(Objective) Would you transcribe the whole listing exactly, minus its pictures?

** START Excerpted records **

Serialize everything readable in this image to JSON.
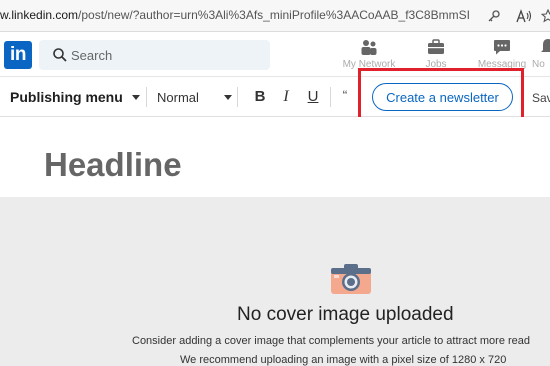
{
  "browser": {
    "url_host": "w.linkedin.com",
    "url_path": "/post/new/?author=urn%3Ali%3Afs_miniProfile%3AACoAAB_f3C8BmmSIME4...",
    "icons": [
      "key-icon",
      "read-aloud-icon",
      "favorites-star-icon"
    ]
  },
  "nav": {
    "logo": "in",
    "search_placeholder": "Search",
    "items": [
      {
        "label": "My Network",
        "icon": "people-icon"
      },
      {
        "label": "Jobs",
        "icon": "briefcase-icon"
      },
      {
        "label": "Messaging",
        "icon": "chat-icon"
      },
      {
        "label": "No",
        "icon": "bell-icon"
      }
    ]
  },
  "toolbar": {
    "publishing_menu": "Publishing menu",
    "text_style": "Normal",
    "bold": "B",
    "italic": "I",
    "underline": "U",
    "quote": "“",
    "create_newsletter": "Create a newsletter",
    "save": "Sav"
  },
  "editor": {
    "headline_placeholder": "Headline"
  },
  "cover": {
    "title": "No cover image uploaded",
    "line1": "Consider adding a cover image that complements your article to attract more read",
    "line2": "We recommend uploading an image with a pixel size of 1280 x 720"
  },
  "colors": {
    "brand": "#0a66c2",
    "highlight": "#e0202a",
    "cover_bg": "#ececec"
  }
}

** END Excerpted records **

(Worked solution)
Serialize everything readable in this image to JSON.
{
  "browser": {
    "url_host": "w.linkedin.com",
    "url_path": "/post/new/?author=urn%3Ali%3Afs_miniProfile%3AACoAAB_f3C8BmmSIME4...",
    "icons": [
      "key-icon",
      "read-aloud-icon",
      "favorites-star-icon"
    ]
  },
  "nav": {
    "logo": "in",
    "search_placeholder": "Search",
    "items": [
      {
        "label": "My Network",
        "icon": "people-icon"
      },
      {
        "label": "Jobs",
        "icon": "briefcase-icon"
      },
      {
        "label": "Messaging",
        "icon": "chat-icon"
      },
      {
        "label": "No",
        "icon": "bell-icon"
      }
    ]
  },
  "toolbar": {
    "publishing_menu": "Publishing menu",
    "text_style": "Normal",
    "bold": "B",
    "italic": "I",
    "underline": "U",
    "quote": "“",
    "create_newsletter": "Create a newsletter",
    "save": "Sav"
  },
  "editor": {
    "headline_placeholder": "Headline"
  },
  "cover": {
    "title": "No cover image uploaded",
    "line1": "Consider adding a cover image that complements your article to attract more read",
    "line2": "We recommend uploading an image with a pixel size of 1280 x 720"
  },
  "colors": {
    "brand": "#0a66c2",
    "highlight": "#e0202a",
    "cover_bg": "#ececec"
  }
}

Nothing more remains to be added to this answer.